## Exercise details
Below are records; state how many of their lines hold the word "RIDER", and give only the figure.

--- begin Stored records ---

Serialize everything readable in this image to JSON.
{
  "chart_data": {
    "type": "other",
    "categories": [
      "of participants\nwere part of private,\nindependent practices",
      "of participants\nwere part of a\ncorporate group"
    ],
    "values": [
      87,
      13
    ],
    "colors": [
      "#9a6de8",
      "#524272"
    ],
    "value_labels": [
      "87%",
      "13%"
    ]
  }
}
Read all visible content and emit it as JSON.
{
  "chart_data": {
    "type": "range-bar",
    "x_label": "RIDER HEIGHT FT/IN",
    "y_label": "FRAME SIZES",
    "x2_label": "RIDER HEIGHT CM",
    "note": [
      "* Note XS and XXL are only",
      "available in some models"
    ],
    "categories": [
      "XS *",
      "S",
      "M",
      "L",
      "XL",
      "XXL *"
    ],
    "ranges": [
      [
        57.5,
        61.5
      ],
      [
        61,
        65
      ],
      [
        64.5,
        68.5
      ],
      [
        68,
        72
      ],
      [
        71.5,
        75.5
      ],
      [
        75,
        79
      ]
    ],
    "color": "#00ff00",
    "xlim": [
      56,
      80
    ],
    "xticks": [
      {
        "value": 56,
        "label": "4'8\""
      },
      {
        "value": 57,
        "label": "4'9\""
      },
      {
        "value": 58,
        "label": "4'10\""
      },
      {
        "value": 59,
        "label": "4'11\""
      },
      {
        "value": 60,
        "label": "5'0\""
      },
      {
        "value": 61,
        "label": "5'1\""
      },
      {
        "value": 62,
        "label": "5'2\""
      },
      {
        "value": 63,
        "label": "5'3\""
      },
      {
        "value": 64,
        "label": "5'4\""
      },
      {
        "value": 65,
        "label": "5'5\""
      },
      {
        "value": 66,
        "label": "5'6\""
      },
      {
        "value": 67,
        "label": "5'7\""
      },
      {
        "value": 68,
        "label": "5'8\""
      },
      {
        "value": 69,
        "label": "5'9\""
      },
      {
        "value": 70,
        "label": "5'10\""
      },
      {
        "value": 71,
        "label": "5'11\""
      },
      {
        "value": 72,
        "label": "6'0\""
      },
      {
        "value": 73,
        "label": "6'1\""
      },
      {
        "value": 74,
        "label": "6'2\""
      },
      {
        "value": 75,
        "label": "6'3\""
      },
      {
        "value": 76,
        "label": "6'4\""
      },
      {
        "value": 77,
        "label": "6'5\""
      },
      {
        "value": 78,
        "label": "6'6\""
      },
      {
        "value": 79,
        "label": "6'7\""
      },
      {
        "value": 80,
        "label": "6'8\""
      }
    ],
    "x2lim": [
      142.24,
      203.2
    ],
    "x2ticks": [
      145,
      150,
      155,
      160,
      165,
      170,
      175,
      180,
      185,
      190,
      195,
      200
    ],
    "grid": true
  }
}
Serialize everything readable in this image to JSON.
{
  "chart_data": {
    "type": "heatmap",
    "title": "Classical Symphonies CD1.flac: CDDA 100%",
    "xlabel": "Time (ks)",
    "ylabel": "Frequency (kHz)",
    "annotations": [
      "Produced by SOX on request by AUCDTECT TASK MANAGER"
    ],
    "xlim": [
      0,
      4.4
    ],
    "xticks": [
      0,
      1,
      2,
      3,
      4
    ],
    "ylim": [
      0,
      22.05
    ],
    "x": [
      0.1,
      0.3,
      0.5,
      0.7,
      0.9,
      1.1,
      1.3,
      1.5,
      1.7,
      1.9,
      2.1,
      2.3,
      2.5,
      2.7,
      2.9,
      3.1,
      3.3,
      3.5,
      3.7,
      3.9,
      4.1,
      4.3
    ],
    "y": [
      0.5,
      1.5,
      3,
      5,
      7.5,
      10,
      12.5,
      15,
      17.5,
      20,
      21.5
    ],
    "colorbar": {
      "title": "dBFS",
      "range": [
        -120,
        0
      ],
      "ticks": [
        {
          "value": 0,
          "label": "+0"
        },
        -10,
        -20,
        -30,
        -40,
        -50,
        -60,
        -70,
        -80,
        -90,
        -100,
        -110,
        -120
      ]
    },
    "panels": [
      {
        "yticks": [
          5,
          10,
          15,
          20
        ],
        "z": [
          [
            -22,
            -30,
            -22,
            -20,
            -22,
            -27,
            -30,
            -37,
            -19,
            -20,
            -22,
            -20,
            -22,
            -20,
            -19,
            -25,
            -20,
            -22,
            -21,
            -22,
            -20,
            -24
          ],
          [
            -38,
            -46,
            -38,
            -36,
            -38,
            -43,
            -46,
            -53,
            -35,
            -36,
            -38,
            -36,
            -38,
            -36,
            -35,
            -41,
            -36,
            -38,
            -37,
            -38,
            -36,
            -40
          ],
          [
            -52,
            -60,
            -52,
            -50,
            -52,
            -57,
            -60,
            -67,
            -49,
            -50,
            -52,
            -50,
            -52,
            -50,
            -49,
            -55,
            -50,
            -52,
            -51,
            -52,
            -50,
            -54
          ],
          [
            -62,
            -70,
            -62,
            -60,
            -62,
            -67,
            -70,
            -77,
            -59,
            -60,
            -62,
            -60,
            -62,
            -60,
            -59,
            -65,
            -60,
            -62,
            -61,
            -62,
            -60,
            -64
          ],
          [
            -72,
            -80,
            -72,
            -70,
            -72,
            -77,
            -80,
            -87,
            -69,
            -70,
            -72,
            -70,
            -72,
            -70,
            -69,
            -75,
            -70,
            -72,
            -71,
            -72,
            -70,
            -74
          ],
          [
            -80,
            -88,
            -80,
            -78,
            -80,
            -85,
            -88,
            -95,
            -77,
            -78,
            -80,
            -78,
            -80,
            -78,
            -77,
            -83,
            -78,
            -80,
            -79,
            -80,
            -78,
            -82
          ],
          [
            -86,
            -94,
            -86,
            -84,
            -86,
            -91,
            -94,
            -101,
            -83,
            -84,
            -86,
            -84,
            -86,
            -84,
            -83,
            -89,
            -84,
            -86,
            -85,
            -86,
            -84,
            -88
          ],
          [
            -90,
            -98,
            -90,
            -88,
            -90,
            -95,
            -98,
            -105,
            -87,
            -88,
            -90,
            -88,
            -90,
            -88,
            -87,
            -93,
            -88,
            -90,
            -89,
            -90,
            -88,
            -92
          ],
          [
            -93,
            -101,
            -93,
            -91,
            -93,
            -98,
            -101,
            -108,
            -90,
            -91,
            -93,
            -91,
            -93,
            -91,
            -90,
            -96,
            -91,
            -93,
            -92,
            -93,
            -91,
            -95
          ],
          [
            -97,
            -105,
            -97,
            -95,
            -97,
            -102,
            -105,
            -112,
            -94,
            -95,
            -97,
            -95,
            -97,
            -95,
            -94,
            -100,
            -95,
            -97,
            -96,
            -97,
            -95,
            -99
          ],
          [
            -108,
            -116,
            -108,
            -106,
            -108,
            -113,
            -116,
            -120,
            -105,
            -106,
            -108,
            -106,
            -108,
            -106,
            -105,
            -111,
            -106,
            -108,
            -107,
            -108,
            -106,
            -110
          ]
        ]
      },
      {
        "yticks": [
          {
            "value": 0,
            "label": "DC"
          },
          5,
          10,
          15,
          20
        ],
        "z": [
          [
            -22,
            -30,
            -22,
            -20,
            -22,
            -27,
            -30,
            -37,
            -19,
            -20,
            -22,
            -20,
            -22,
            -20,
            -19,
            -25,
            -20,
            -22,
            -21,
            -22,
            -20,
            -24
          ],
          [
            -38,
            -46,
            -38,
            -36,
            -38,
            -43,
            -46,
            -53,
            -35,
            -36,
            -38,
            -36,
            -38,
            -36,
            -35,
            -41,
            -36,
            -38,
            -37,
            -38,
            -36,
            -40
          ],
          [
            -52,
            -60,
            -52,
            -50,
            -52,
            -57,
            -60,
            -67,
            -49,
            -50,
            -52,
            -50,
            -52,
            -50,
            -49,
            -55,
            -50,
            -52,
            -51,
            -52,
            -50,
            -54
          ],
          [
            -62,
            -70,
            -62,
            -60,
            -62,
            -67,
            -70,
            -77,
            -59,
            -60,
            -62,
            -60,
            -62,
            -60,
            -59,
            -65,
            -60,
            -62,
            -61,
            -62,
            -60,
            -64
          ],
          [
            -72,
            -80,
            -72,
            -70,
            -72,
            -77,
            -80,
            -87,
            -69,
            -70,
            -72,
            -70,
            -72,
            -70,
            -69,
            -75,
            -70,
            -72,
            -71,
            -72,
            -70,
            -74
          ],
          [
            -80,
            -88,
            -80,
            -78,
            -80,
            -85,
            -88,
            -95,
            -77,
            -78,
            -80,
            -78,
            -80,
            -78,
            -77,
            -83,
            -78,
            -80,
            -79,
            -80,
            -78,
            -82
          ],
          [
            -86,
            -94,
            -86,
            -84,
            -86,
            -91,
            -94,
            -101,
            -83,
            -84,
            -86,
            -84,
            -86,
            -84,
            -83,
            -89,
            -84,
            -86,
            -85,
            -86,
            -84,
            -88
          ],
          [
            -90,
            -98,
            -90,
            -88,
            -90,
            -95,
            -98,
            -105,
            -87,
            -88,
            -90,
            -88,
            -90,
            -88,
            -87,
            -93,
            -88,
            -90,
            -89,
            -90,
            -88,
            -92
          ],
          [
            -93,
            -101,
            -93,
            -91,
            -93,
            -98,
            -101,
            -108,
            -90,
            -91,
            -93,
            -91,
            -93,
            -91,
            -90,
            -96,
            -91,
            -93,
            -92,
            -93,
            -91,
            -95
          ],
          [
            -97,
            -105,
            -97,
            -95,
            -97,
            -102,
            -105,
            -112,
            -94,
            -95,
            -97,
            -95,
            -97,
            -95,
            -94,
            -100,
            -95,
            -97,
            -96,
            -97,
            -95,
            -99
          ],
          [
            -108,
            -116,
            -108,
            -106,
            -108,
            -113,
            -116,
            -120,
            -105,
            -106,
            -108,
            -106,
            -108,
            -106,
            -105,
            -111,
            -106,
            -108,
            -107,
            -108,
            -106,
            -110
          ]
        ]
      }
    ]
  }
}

--- end Stored records ---

## Answer to this task
2